## GOAL
Print the entries below word for word; the pictures stay out of your copy.
══════════
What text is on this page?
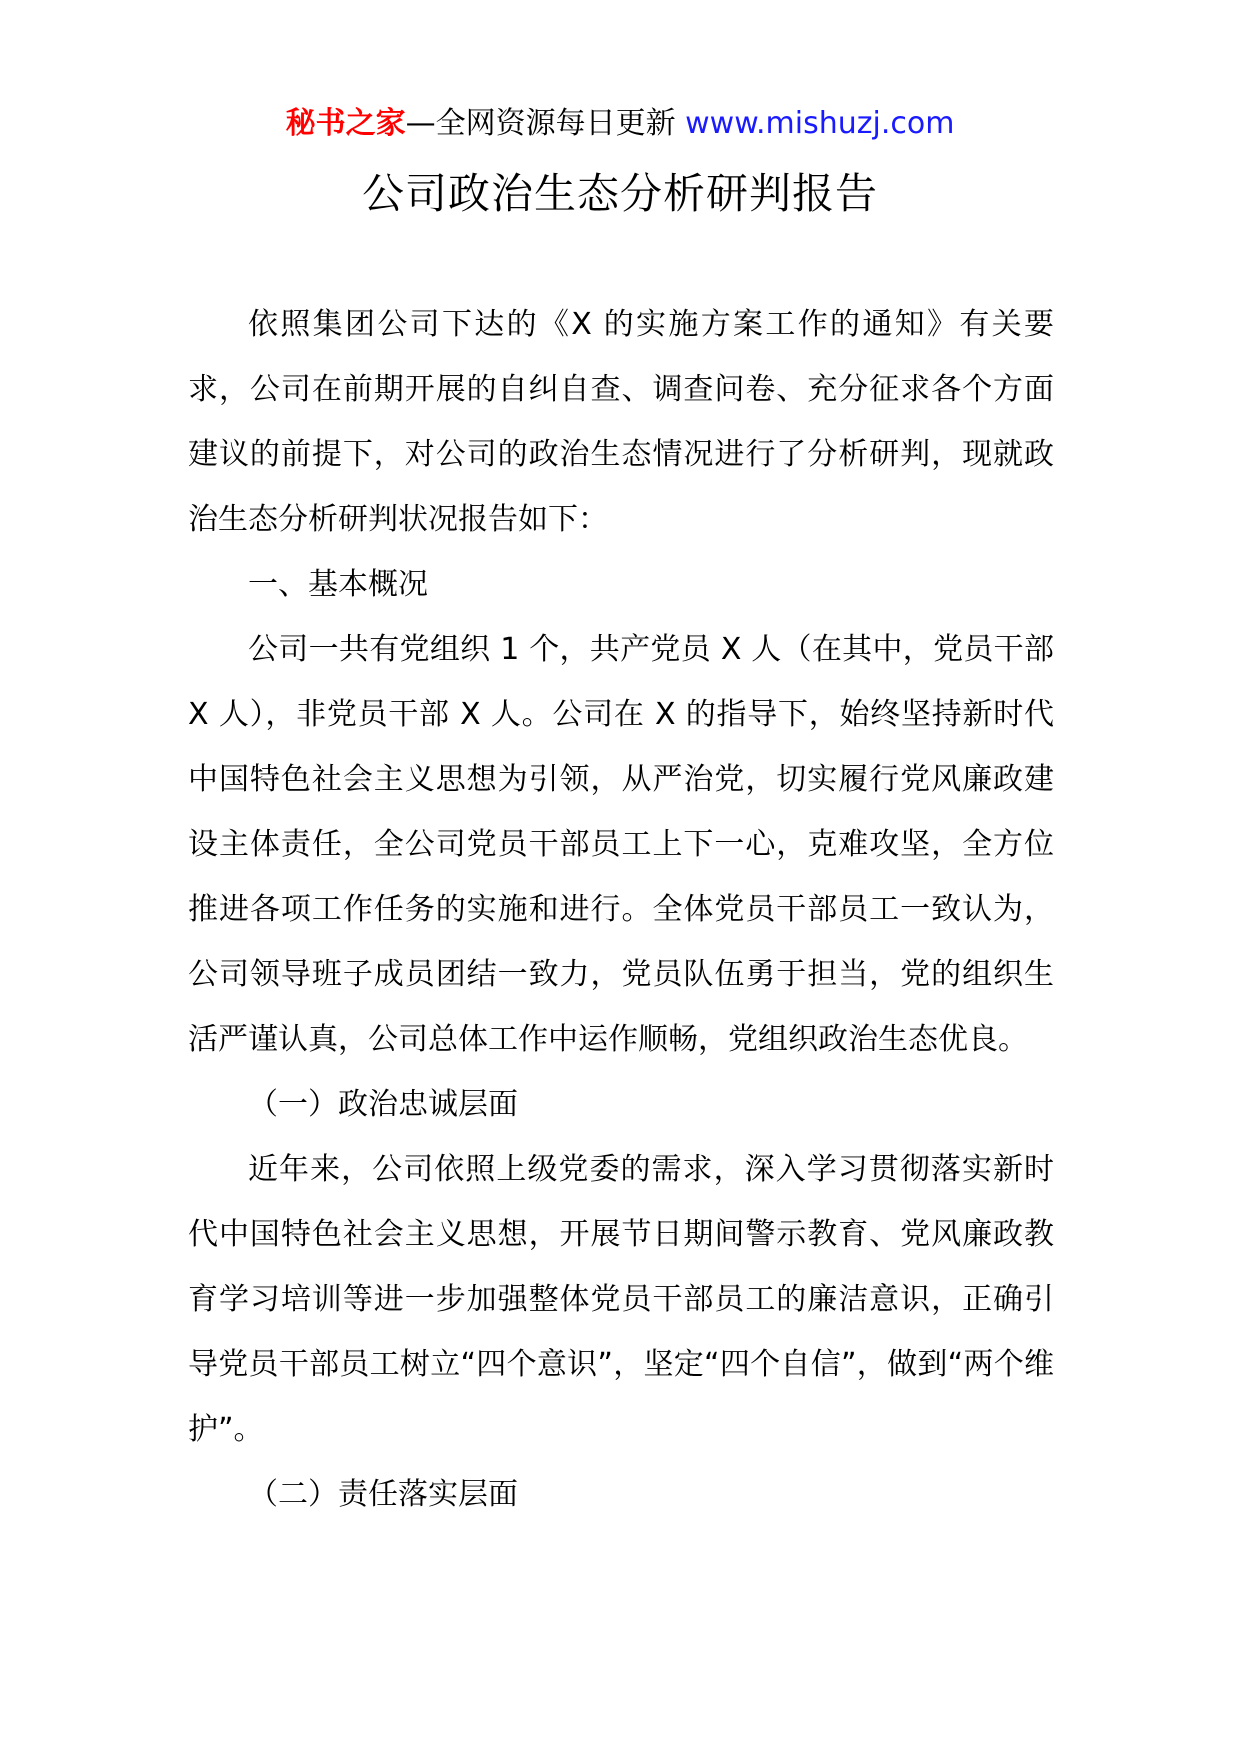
秘书之家—全网资源每日更新 www.mishuzj.com
公司政治生态分析研判报告

依照集团公司下达的《X 的实施方案工作的通知》有关要求，公司在前期开展的自纠自查、调查问卷、充分征求各个方面建议的前提下，对公司的政治生态情况进行了分析研判，现就政治生态分析研判状况报告如下：

一、基本概况

公司一共有党组织 1 个，共产党员 X 人（在其中，党员干部 X 人），非党员干部 X 人。公司在 X 的指导下，始终坚持新时代中国特色社会主义思想为引领，从严治党，切实履行党风廉政建设主体责任，全公司党员干部员工上下一心，克难攻坚，全方位推进各项工作任务的实施和进行。全体党员干部员工一致认为，公司领导班子成员团结一致力，党员队伍勇于担当，党的组织生活严谨认真，公司总体工作中运作顺畅，党组织政治生态优良。

（一）政治忠诚层面

近年来，公司依照上级党委的需求，深入学习贯彻落实新时代中国特色社会主义思想，开展节日期间警示教育、党风廉政教育学习培训等进一步加强整体党员干部员工的廉洁意识，正确引导党员干部员工树立“四个意识”，坚定“四个自信”，做到“两个维护”。

（二）责任落实层面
══════════
## SOLUTION TO THE EXERCISE
What text is on this page?
秘书之家—全网资源每日更新 www.mishuzj.com
公司政治生态分析研判报告

依照集团公司下达的《X 的实施方案工作的通知》有关要求，公司在前期开展的自纠自查、调查问卷、充分征求各个方面建议的前提下，对公司的政治生态情况进行了分析研判，现就政治生态分析研判状况报告如下：

一、基本概况

公司一共有党组织 1 个，共产党员 X 人（在其中，党员干部 X 人），非党员干部 X 人。公司在 X 的指导下，始终坚持新时代中国特色社会主义思想为引领，从严治党，切实履行党风廉政建设主体责任，全公司党员干部员工上下一心，克难攻坚，全方位推进各项工作任务的实施和进行。全体党员干部员工一致认为，公司领导班子成员团结一致力，党员队伍勇于担当，党的组织生活严谨认真，公司总体工作中运作顺畅，党组织政治生态优良。

（一）政治忠诚层面

近年来，公司依照上级党委的需求，深入学习贯彻落实新时代中国特色社会主义思想，开展节日期间警示教育、党风廉政教育学习培训等进一步加强整体党员干部员工的廉洁意识，正确引导党员干部员工树立“四个意识”，坚定“四个自信”，做到“两个维护”。

（二）责任落实层面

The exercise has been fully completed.